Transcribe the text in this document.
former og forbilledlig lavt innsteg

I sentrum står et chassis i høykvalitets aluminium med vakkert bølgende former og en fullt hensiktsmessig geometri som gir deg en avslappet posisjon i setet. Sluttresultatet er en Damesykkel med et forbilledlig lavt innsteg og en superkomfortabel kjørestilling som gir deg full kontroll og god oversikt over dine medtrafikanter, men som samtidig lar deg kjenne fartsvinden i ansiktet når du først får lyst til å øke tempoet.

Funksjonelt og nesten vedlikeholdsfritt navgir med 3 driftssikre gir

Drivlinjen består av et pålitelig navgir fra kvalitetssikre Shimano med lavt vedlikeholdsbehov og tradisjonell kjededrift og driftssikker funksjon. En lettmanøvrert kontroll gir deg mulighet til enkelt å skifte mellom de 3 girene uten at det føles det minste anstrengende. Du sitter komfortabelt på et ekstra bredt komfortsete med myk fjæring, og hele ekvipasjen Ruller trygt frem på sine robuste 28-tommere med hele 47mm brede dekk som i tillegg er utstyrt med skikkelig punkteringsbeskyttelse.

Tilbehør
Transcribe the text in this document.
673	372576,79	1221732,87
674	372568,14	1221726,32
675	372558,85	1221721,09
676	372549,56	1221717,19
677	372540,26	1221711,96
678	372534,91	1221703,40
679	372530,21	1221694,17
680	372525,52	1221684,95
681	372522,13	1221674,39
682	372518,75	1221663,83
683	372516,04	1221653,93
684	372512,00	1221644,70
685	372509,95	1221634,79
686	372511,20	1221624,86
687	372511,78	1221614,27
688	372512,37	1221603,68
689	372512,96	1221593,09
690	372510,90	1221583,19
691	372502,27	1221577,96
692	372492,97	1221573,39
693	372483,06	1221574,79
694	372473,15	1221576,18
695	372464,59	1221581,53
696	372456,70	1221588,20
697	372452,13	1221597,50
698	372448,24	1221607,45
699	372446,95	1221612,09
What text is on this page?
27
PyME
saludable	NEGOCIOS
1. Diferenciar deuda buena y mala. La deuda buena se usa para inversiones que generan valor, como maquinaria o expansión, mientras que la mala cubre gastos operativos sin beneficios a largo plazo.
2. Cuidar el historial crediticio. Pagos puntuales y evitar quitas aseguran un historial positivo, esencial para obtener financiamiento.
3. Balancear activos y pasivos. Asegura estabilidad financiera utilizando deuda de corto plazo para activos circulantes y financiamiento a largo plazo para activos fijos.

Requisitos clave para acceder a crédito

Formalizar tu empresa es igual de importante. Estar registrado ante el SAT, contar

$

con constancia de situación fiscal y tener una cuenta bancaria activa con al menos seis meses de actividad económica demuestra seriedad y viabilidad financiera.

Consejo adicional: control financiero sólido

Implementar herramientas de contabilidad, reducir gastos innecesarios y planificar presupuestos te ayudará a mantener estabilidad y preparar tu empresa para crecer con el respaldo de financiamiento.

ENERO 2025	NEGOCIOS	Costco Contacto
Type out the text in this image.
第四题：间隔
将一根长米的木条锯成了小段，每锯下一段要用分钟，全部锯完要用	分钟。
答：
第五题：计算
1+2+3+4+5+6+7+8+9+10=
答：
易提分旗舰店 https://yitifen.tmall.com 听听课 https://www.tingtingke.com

:::::

Exercise.
Count every line above that holds the word "NEGOCIOS", and state the number and nothing more.

Written reply.
2